§ **Problem 1**:
Can you retype, with no changes, the part of the rows below that opens with the line containing "sidebar: PDF to" and closes with the line containing "page: Speedpdf All", including both of those lines?

§ **Extracted text**:

You are viewing a plain text version of this content. The canonical link for it is here.
Posted to user@flink.apache.org by Elias Levy <fe...@gmail.com> on 2017/08/21 20:23:09 UTC

Global State and Scaling

I am implementing a control stream.  The stream communicates a global
configuration value for the whole job.  It uses DataStream.broadcast() to
communicate this to all parallel operator instances.  I would like to save
this value in state so that it can be recovered when the job
restarts/recovers.  The control stream is not keyed, so the only option is
Operator state.

I could implement this using the ListCheckpointed interface, returning
Collections.singletonList(configValue) from snapshotState.  It is clear
what I'd need to do in restoreState in the case of scale in.  If I include
a serial number in the config, and it receives multiple values on restore,
it can keep the config value with the largest serial number, indicating the
latest config.

Alas, it is not clear what should happen on scale out, as some operator
instances will receive empty lists.

§ **Problem 2**:
Will you echo, word for word, the part of the post on global state and scaling that opens with the words "I am implementing" and closes with "latest config."?

§ **Input data**:
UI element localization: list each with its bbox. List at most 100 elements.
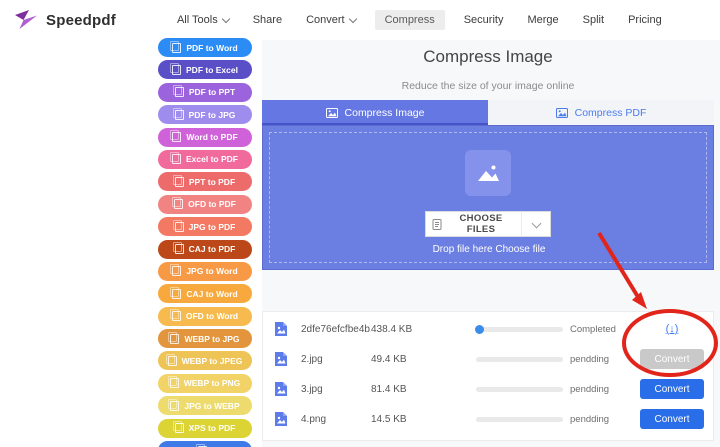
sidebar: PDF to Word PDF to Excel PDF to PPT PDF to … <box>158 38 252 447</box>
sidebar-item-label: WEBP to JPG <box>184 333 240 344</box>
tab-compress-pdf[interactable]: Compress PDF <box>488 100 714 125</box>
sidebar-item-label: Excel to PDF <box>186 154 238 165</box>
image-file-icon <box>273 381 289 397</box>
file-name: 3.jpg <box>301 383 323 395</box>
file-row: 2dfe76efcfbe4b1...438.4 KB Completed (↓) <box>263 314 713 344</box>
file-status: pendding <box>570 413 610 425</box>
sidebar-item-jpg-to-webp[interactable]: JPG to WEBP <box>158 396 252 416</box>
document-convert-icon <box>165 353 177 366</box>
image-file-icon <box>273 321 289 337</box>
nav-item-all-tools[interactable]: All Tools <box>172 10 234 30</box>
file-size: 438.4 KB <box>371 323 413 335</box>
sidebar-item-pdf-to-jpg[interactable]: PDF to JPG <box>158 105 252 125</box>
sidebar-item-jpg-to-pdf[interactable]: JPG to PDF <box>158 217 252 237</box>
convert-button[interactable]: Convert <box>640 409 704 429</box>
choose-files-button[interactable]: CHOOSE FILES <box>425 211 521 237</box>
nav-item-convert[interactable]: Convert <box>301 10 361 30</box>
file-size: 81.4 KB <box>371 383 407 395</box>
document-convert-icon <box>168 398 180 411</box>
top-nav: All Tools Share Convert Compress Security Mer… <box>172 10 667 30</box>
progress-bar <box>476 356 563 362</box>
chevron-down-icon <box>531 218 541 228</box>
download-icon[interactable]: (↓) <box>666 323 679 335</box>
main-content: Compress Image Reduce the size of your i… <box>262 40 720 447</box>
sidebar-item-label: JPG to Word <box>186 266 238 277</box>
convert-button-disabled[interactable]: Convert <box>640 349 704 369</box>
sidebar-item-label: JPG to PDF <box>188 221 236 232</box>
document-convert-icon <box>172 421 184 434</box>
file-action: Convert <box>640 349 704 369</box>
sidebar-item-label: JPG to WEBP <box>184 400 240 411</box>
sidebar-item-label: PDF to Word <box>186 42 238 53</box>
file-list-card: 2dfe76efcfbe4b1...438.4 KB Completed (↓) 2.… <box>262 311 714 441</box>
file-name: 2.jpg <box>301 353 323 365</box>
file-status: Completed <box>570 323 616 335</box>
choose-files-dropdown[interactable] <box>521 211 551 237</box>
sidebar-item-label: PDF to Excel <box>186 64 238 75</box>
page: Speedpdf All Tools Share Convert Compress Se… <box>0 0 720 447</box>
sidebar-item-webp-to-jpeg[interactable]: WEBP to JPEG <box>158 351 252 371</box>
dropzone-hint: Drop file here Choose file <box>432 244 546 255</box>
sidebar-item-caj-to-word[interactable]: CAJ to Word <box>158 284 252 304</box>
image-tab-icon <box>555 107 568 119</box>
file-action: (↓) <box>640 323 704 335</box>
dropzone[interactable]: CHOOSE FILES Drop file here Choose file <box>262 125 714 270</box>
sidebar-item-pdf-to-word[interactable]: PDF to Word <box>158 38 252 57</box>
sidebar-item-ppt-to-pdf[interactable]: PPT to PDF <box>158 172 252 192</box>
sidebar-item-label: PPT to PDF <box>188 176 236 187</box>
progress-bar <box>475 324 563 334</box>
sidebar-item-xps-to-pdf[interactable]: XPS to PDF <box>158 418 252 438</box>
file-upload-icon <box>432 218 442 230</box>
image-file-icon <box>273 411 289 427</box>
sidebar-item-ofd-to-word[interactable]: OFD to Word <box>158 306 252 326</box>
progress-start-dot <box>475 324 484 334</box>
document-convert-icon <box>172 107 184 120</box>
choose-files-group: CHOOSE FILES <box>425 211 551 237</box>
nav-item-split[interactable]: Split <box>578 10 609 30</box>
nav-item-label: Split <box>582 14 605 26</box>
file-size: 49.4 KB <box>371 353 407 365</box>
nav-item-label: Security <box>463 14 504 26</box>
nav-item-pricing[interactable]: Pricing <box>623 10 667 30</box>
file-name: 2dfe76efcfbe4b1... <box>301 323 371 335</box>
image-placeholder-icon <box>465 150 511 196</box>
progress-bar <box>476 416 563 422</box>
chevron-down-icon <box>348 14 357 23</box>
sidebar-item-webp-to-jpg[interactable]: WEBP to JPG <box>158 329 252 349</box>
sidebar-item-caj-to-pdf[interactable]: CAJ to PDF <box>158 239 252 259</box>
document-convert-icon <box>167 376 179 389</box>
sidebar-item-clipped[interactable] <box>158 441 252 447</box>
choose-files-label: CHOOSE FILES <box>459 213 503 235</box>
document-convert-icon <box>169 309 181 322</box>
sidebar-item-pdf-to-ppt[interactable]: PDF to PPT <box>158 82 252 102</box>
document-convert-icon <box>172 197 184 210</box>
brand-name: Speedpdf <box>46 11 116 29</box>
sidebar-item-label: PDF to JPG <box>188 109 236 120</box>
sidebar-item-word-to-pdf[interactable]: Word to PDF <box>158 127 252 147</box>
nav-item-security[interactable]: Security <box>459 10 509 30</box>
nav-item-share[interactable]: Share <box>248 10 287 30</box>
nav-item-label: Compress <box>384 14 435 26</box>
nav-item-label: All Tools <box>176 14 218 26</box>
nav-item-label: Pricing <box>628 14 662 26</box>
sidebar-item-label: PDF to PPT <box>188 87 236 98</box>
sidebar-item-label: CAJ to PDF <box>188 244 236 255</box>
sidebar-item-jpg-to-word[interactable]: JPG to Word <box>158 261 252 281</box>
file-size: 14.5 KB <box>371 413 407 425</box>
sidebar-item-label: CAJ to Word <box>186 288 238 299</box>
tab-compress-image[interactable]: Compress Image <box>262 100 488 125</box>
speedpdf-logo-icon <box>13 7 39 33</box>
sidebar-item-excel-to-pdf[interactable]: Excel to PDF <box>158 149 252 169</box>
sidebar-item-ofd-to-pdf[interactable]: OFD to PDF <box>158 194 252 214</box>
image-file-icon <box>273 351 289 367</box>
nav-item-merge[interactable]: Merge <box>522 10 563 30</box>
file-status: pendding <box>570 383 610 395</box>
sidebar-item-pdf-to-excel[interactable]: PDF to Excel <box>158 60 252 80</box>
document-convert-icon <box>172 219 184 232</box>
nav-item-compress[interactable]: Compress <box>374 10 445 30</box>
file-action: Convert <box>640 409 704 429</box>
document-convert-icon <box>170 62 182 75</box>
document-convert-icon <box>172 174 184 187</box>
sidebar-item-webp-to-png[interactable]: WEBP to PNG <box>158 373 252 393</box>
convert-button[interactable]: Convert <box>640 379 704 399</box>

§ **Correct response 1**:
sidebar: PDF to Word PDF to Excel PDF to PPT PDF to … <box>158 38 252 447</box>
sidebar-item-label: WEBP to JPG <box>184 333 240 344</box>
tab-compress-pdf[interactable]: Compress PDF <box>488 100 714 125</box>
sidebar-item-label: Excel to PDF <box>186 154 238 165</box>
image-file-icon <box>273 381 289 397</box>
file-name: 3.jpg <box>301 383 323 395</box>
file-row: 2dfe76efcfbe4b1...438.4 KB Completed (↓) <box>263 314 713 344</box>
file-status: pendding <box>570 413 610 425</box>
sidebar-item-jpg-to-webp[interactable]: JPG to WEBP <box>158 396 252 416</box>
document-convert-icon <box>165 353 177 366</box>
image-file-icon <box>273 321 289 337</box>
nav-item-all-tools[interactable]: All Tools <box>172 10 234 30</box>
file-size: 438.4 KB <box>371 323 413 335</box>
sidebar-item-pdf-to-jpg[interactable]: PDF to JPG <box>158 105 252 125</box>
sidebar-item-jpg-to-pdf[interactable]: JPG to PDF <box>158 217 252 237</box>
convert-button[interactable]: Convert <box>640 409 704 429</box>
choose-files-button[interactable]: CHOOSE FILES <box>425 211 521 237</box>
nav-item-convert[interactable]: Convert <box>301 10 361 30</box>
file-size: 81.4 KB <box>371 383 407 395</box>
document-convert-icon <box>168 398 180 411</box>
top-nav: All Tools Share Convert Compress Security Mer… <box>172 10 667 30</box>
progress-bar <box>476 356 563 362</box>
chevron-down-icon <box>531 218 541 228</box>
download-icon[interactable]: (↓) <box>666 323 679 335</box>
main-content: Compress Image Reduce the size of your i… <box>262 40 720 447</box>
sidebar-item-label: JPG to Word <box>186 266 238 277</box>
convert-button-disabled[interactable]: Convert <box>640 349 704 369</box>
sidebar-item-label: JPG to PDF <box>188 221 236 232</box>
document-convert-icon <box>172 421 184 434</box>
file-action: Convert <box>640 349 704 369</box>
sidebar-item-label: JPG to WEBP <box>184 400 240 411</box>
sidebar-item-label: PDF to Word <box>186 42 238 53</box>
file-list-card: 2dfe76efcfbe4b1...438.4 KB Completed (↓) 2.… <box>262 311 714 441</box>
file-name: 2.jpg <box>301 353 323 365</box>
file-status: Completed <box>570 323 616 335</box>
choose-files-dropdown[interactable] <box>521 211 551 237</box>
sidebar-item-label: PDF to Excel <box>186 64 238 75</box>
page: Speedpdf All Tools Share Convert Compress Se… <box>0 0 720 447</box>

§ **Correct response 2**:
I am implementing a control stream.  The stream communicates a global
configuration value for the whole job.  It uses DataStream.broadcast() to
communicate this to all parallel operator instances.  I would like to save
this value in state so that it can be recovered when the job
restarts/recovers.  The control stream is not keyed, so the only option is
Operator state.

I could implement this using the ListCheckpointed interface, returning
Collections.singletonList(configValue) from snapshotState.  It is clear
what I'd need to do in restoreState in the case of scale in.  If I include
a serial number in the config, and it receives multiple values on restore,
it can keep the config value with the largest serial number, indicating the
latest config.